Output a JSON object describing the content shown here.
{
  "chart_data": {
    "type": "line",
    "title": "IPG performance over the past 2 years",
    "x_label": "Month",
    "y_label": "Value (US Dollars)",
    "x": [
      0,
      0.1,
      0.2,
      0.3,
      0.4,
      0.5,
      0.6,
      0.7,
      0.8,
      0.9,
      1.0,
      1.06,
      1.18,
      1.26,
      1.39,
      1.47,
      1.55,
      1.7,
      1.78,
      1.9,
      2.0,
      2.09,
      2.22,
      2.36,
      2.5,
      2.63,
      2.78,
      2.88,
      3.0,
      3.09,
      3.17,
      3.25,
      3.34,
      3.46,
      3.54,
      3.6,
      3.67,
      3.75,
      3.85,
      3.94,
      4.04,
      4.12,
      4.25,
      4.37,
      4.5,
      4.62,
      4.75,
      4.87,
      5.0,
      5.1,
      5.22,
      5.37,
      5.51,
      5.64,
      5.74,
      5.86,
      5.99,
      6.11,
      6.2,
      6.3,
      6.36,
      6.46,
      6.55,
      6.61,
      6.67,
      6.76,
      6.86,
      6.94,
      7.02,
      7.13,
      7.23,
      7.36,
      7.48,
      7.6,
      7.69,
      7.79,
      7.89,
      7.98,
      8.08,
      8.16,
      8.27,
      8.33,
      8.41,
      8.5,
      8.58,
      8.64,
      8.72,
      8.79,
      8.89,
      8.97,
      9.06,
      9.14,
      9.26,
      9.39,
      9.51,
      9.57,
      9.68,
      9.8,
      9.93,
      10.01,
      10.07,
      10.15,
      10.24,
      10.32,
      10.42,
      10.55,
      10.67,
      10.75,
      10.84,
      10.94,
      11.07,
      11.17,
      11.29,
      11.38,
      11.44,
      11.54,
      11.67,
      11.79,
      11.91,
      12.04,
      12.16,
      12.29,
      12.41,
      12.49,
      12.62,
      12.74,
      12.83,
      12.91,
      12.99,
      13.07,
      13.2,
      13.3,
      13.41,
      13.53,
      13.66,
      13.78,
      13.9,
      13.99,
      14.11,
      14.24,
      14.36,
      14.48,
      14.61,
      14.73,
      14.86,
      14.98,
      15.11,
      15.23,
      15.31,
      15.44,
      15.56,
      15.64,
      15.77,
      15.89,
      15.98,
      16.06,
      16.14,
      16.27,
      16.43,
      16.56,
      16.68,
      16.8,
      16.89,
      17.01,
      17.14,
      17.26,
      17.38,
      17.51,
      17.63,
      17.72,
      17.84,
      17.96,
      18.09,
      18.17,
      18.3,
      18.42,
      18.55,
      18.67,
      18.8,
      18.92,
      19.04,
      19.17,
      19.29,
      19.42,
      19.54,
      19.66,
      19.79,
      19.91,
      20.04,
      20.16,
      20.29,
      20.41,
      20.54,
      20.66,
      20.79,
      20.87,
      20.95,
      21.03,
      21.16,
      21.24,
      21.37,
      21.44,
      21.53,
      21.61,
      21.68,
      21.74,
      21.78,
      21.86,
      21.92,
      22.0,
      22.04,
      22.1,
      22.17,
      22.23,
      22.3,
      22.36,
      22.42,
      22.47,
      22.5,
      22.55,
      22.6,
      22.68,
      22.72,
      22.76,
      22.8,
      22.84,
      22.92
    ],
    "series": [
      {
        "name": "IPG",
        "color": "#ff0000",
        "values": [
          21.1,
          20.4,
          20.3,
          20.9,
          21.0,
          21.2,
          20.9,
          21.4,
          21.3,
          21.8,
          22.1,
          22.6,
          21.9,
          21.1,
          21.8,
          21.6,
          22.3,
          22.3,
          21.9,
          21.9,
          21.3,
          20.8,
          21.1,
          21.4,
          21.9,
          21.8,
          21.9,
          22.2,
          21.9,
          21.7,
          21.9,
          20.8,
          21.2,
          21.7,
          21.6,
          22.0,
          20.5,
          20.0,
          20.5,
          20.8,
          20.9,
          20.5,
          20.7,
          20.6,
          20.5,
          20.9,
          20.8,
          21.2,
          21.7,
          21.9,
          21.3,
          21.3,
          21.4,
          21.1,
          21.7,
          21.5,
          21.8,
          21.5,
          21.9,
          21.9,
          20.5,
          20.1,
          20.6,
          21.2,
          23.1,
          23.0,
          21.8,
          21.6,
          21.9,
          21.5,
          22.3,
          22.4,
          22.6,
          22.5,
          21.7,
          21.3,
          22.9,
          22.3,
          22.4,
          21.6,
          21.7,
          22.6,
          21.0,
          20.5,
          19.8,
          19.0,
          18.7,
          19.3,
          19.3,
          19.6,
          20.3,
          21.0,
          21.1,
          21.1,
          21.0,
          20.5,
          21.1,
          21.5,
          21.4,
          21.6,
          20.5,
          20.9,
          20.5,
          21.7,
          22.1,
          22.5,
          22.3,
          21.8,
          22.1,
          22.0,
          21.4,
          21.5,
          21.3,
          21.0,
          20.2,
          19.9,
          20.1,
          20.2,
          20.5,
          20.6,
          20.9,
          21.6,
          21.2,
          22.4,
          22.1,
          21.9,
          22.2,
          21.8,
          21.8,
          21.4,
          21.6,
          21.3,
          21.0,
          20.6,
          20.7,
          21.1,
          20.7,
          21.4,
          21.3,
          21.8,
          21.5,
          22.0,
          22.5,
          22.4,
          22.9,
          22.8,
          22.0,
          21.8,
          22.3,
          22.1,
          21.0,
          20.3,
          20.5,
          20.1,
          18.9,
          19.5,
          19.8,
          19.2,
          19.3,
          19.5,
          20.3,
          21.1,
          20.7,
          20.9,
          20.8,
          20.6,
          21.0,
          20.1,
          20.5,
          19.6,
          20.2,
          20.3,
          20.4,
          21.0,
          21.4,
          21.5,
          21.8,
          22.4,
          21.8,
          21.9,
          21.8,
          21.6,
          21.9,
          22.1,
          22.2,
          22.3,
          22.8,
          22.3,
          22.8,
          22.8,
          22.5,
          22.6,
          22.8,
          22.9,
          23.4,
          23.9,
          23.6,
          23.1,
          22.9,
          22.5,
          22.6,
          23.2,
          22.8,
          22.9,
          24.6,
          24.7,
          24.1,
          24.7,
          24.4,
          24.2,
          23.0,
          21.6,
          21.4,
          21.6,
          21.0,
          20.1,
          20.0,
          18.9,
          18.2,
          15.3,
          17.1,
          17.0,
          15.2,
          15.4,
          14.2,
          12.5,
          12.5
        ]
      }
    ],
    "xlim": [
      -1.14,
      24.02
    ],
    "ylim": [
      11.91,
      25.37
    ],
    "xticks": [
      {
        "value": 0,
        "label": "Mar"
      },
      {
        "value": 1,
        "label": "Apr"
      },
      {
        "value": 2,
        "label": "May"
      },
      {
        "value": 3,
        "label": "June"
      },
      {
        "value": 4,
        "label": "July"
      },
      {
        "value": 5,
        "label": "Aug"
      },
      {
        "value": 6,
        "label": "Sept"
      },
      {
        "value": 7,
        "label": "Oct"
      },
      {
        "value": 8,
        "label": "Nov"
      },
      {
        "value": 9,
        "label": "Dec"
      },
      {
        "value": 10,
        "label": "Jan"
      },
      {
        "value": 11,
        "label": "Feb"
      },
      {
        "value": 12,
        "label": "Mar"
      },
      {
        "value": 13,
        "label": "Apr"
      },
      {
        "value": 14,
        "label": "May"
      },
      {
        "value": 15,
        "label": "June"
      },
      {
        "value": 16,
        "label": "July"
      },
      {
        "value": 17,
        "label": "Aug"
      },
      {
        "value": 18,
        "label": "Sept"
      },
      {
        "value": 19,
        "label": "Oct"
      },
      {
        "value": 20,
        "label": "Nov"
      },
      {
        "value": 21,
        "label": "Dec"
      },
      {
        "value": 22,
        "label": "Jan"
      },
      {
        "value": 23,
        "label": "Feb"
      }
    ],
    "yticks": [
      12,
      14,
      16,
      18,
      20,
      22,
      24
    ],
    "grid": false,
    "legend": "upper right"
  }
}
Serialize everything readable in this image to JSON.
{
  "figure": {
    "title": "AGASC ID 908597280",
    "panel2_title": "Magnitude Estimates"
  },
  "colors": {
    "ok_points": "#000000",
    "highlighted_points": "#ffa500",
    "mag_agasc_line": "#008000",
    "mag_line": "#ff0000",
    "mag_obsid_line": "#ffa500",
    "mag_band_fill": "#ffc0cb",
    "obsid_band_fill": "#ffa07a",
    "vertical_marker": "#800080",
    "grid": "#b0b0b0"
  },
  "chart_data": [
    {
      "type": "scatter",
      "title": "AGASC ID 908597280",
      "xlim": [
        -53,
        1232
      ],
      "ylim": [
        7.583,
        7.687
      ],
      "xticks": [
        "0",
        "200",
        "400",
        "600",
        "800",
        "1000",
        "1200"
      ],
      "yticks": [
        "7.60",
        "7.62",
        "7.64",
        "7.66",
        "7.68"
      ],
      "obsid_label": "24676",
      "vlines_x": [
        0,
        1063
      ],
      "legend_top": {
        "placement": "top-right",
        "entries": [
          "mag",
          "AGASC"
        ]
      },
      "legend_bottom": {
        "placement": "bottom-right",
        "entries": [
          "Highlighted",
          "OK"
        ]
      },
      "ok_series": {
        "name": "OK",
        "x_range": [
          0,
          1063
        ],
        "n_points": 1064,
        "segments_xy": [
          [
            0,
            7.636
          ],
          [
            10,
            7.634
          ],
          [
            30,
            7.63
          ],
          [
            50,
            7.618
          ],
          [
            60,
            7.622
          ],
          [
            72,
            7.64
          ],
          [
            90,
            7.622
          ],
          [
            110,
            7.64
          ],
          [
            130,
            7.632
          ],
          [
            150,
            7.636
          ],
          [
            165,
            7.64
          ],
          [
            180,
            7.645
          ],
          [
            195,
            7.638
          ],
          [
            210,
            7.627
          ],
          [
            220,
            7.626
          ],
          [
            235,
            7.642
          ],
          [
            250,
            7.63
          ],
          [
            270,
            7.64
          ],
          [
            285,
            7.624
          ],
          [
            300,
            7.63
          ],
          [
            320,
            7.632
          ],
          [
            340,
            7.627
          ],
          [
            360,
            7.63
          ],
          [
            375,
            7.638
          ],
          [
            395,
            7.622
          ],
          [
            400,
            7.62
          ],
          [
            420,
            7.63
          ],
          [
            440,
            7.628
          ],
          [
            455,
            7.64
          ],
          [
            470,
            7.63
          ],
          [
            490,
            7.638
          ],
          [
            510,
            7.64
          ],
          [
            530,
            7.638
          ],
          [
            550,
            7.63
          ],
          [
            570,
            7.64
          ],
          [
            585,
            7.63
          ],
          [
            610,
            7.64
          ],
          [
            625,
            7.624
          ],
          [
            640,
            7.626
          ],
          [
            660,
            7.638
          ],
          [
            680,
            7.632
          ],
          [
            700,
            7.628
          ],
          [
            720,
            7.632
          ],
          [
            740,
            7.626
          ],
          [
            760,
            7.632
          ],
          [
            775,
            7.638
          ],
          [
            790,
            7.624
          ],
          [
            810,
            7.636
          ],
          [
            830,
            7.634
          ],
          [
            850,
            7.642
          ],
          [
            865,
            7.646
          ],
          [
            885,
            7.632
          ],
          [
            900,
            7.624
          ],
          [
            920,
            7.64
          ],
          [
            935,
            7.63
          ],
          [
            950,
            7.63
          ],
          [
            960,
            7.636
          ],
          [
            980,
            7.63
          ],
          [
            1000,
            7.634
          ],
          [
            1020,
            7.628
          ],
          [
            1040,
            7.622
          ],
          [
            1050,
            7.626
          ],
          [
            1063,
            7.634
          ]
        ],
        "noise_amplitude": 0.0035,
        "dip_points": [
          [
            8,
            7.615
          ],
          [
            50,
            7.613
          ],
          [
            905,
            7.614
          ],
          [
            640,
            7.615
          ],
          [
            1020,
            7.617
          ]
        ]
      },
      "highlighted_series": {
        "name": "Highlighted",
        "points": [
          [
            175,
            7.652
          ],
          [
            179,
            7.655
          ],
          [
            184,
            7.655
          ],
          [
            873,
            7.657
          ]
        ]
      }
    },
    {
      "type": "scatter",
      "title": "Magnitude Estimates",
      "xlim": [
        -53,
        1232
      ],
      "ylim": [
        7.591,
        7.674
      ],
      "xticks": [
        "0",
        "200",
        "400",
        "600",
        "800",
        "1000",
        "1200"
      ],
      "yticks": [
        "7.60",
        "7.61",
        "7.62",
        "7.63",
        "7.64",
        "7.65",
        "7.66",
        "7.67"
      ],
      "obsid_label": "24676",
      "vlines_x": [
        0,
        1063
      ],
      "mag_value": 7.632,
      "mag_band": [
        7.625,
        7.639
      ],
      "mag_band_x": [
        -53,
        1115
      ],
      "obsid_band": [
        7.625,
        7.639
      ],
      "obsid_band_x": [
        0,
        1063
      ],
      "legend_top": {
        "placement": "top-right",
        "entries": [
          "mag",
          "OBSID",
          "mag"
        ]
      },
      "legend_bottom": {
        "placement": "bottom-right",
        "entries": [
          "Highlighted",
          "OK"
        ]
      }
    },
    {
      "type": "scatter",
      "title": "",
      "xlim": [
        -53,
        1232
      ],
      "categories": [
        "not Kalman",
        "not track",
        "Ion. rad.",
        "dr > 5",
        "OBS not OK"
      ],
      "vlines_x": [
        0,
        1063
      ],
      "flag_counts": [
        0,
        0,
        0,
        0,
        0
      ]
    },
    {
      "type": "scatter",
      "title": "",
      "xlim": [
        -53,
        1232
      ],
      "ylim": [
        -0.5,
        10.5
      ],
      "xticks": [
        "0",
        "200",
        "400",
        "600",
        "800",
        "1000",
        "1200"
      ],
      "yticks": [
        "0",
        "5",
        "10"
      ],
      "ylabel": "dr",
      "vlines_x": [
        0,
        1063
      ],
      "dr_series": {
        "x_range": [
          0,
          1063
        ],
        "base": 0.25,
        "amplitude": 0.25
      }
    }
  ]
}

TASK PROMPT =>
Say how many lines in this listing hold the string "Estimates", giving the count and nothing more.

EXERCISE RESULT =>
2